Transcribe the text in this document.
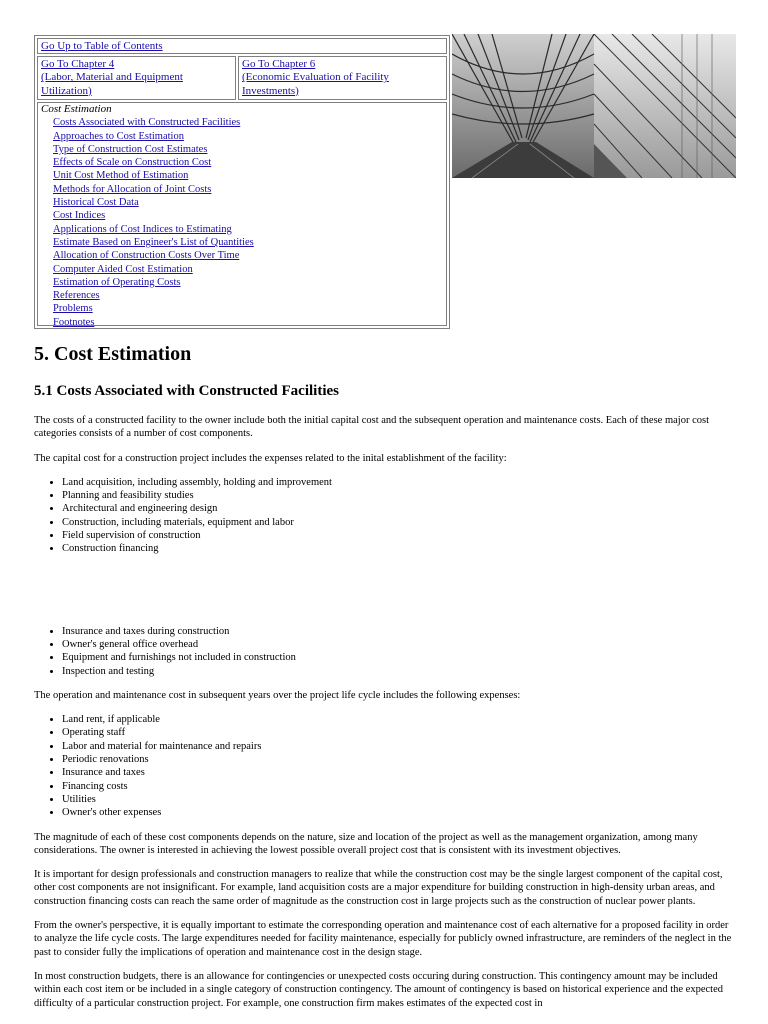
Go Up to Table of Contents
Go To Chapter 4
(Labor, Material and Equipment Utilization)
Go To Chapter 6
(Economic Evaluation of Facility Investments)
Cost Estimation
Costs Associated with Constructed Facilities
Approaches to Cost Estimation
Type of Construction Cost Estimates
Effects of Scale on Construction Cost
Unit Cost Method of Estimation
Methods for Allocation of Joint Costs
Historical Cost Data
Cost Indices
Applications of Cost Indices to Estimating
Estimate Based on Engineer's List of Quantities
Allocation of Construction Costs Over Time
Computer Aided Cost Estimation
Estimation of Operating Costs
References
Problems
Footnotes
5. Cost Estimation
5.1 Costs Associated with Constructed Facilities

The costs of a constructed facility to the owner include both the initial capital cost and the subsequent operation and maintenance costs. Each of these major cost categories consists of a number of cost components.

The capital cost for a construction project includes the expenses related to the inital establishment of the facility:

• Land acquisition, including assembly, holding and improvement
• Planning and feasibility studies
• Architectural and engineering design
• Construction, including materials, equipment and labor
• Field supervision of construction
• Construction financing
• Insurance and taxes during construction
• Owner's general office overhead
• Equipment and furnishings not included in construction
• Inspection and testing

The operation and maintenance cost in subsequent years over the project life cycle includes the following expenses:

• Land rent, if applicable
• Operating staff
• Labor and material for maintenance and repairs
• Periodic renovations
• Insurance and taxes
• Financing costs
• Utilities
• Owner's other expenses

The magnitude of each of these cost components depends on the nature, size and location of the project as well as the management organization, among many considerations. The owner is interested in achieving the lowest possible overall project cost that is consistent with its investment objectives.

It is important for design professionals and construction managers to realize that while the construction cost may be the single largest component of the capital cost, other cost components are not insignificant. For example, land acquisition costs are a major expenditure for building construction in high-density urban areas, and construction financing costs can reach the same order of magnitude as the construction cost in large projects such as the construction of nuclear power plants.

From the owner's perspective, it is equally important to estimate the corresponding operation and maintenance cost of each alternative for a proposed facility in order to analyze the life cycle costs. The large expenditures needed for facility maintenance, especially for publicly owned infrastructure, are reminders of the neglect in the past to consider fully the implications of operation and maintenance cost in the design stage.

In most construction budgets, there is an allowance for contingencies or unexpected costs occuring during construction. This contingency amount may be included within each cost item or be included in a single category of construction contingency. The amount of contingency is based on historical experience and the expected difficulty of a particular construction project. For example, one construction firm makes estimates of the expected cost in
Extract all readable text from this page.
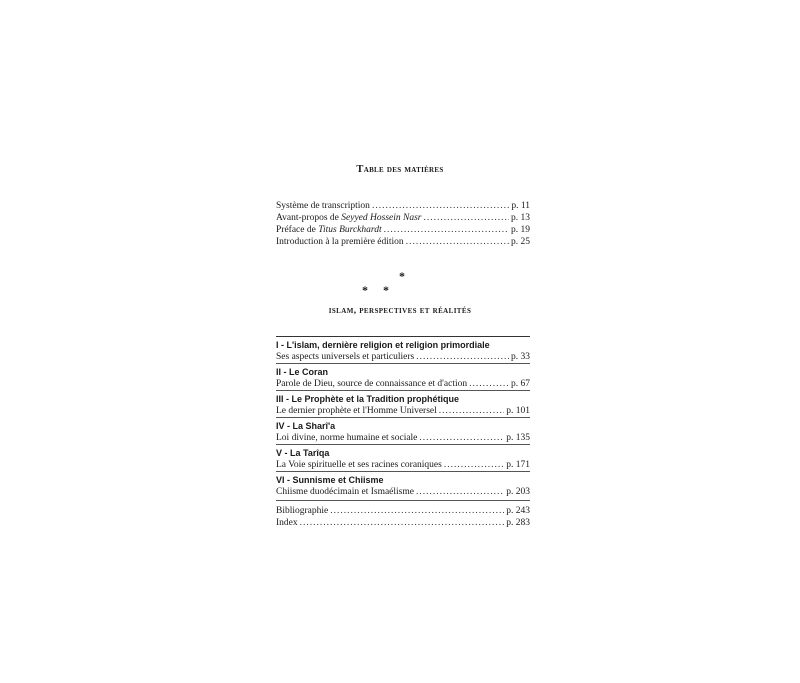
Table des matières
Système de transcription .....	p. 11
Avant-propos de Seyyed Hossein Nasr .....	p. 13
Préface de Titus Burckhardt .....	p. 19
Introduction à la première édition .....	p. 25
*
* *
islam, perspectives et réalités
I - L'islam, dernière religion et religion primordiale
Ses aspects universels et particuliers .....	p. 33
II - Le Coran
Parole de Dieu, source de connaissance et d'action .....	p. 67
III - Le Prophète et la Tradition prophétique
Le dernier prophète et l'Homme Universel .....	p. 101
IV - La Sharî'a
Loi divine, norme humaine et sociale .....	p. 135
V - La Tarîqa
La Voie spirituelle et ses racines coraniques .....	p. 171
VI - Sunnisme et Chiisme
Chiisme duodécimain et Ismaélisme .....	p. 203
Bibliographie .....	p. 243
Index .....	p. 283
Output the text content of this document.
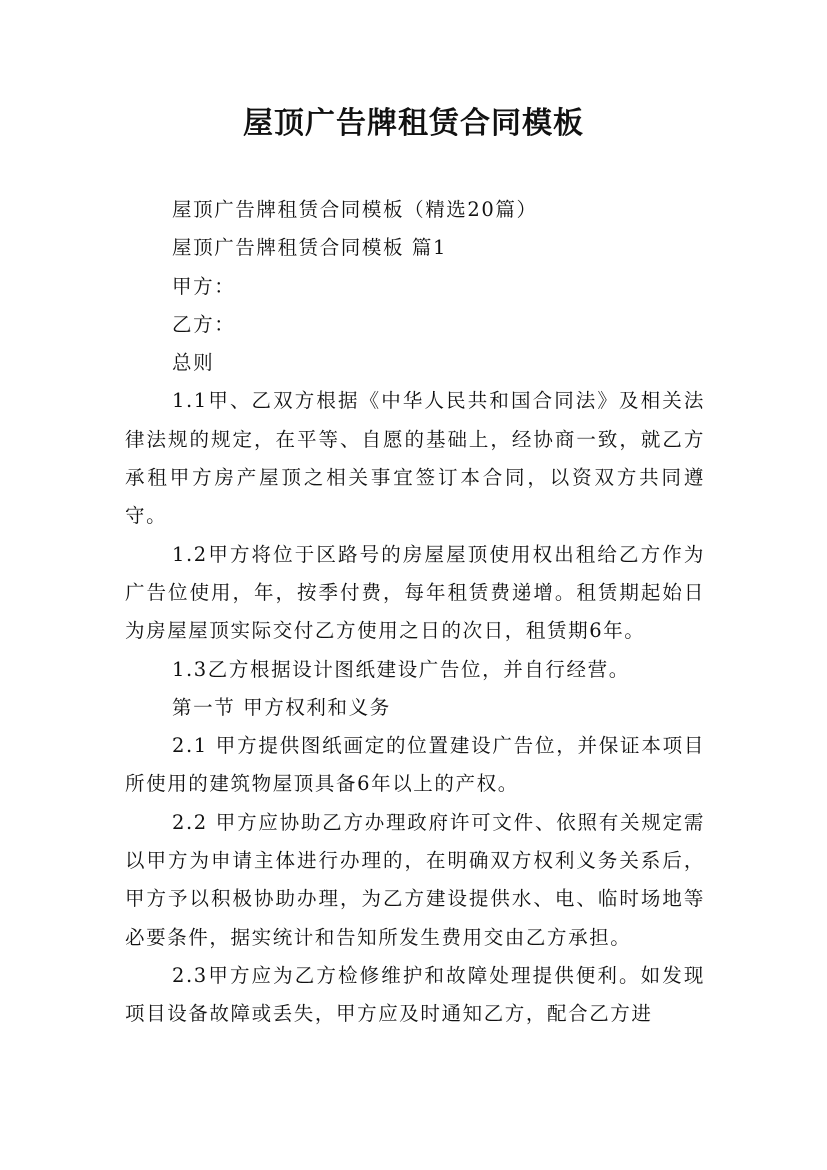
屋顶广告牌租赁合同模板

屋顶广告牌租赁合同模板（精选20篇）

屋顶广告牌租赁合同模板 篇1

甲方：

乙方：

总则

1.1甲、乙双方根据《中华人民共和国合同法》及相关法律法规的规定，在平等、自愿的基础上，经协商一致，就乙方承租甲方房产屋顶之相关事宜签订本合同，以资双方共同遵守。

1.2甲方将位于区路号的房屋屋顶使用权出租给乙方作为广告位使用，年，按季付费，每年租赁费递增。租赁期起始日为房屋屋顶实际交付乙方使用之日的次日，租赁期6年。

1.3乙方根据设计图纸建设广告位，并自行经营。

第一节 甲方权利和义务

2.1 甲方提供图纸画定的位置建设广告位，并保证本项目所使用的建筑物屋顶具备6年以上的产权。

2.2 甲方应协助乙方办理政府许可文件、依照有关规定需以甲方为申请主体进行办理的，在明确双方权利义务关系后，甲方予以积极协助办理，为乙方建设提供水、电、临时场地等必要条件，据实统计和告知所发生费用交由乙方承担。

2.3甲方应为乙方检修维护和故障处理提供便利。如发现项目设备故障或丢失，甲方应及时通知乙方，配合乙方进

== Task objective ==
Exclude the images and reproduce the remaining data exactly.

== Response to this task ==
Transcribe the text in this document.
Go Up to Table of Contents
Go To Chapter 4
(Labor, Material and Equipment Utilization)
Go To Chapter 6
(Economic Evaluation of Facility Investments)
Cost Estimation
Costs Associated with Constructed Facilities
Approaches to Cost Estimation
Type of Construction Cost Estimates
Effects of Scale on Construction Cost
Unit Cost Method of Estimation
Methods for Allocation of Joint Costs
Historical Cost Data
Cost Indices
Applications of Cost Indices to Estimating
Estimate Based on Engineer's List of Quantities
Allocation of Construction Costs Over Time
Computer Aided Cost Estimation
Estimation of Operating Costs
References
Problems
Footnotes
5. Cost Estimation
5.1 Costs Associated with Constructed Facilities

The costs of a constructed facility to the owner include both the initial capital cost and the subsequent operation and maintenance costs. Each of these major cost categories consists of a number of cost components.

The capital cost for a construction project includes the expenses related to the inital establishment of the facility:

• Land acquisition, including assembly, holding and improvement
• Planning and feasibility studies
• Architectural and engineering design
• Construction, including materials, equipment and labor
• Field supervision of construction
• Construction financing
• Insurance and taxes during construction
• Owner's general office overhead
• Equipment and furnishings not included in construction
• Inspection and testing

The operation and maintenance cost in subsequent years over the project life cycle includes the following expenses:

• Land rent, if applicable
• Operating staff
• Labor and material for maintenance and repairs
• Periodic renovations
• Insurance and taxes
• Financing costs
• Utilities
• Owner's other expenses

The magnitude of each of these cost components depends on the nature, size and location of the project as well as the management organization, among many considerations. The owner is interested in achieving the lowest possible overall project cost that is consistent with its investment objectives.

It is important for design professionals and construction managers to realize that while the construction cost may be the single largest component of the capital cost, other cost components are not insignificant. For example, land acquisition costs are a major expenditure for building construction in high-density urban areas, and construction financing costs can reach the same order of magnitude as the construction cost in large projects such as the construction of nuclear power plants.

From the owner's perspective, it is equally important to estimate the corresponding operation and maintenance cost of each alternative for a proposed facility in order to analyze the life cycle costs. The large expenditures needed for facility maintenance, especially for publicly owned infrastructure, are reminders of the neglect in the past to consider fully the implications of operation and maintenance cost in the design stage.

In most construction budgets, there is an allowance for contingencies or unexpected costs occuring during construction. This contingency amount may be included within each cost item or be included in a single category of construction contingency. The amount of contingency is based on historical experience and the expected difficulty of a particular construction project. For example, one construction firm makes estimates of the expected cost in
Extract all readable text from this page.
Table des matières
Système de transcription .....	p. 11
Avant-propos de Seyyed Hossein Nasr .....	p. 13
Préface de Titus Burckhardt .....	p. 19
Introduction à la première édition .....	p. 25
*
* *
islam, perspectives et réalités
I - L'islam, dernière religion et religion primordiale
Ses aspects universels et particuliers .....	p. 33
II - Le Coran
Parole de Dieu, source de connaissance et d'action .....	p. 67
III - Le Prophète et la Tradition prophétique
Le dernier prophète et l'Homme Universel .....	p. 101
IV - La Sharî'a
Loi divine, norme humaine et sociale .....	p. 135
V - La Tarîqa
La Voie spirituelle et ses racines coraniques .....	p. 171
VI - Sunnisme et Chiisme
Chiisme duodécimain et Ismaélisme .....	p. 203
Bibliographie .....	p. 243
Index .....	p. 283
Output the text content of this document.
屋顶广告牌租赁合同模板

屋顶广告牌租赁合同模板（精选20篇）

屋顶广告牌租赁合同模板 篇1

甲方：

乙方：

总则

1.1甲、乙双方根据《中华人民共和国合同法》及相关法律法规的规定，在平等、自愿的基础上，经协商一致，就乙方承租甲方房产屋顶之相关事宜签订本合同，以资双方共同遵守。

1.2甲方将位于区路号的房屋屋顶使用权出租给乙方作为广告位使用，年，按季付费，每年租赁费递增。租赁期起始日为房屋屋顶实际交付乙方使用之日的次日，租赁期6年。

1.3乙方根据设计图纸建设广告位，并自行经营。

第一节 甲方权利和义务

2.1 甲方提供图纸画定的位置建设广告位，并保证本项目所使用的建筑物屋顶具备6年以上的产权。

2.2 甲方应协助乙方办理政府许可文件、依照有关规定需以甲方为申请主体进行办理的，在明确双方权利义务关系后，甲方予以积极协助办理，为乙方建设提供水、电、临时场地等必要条件，据实统计和告知所发生费用交由乙方承担。

2.3甲方应为乙方检修维护和故障处理提供便利。如发现项目设备故障或丢失，甲方应及时通知乙方，配合乙方进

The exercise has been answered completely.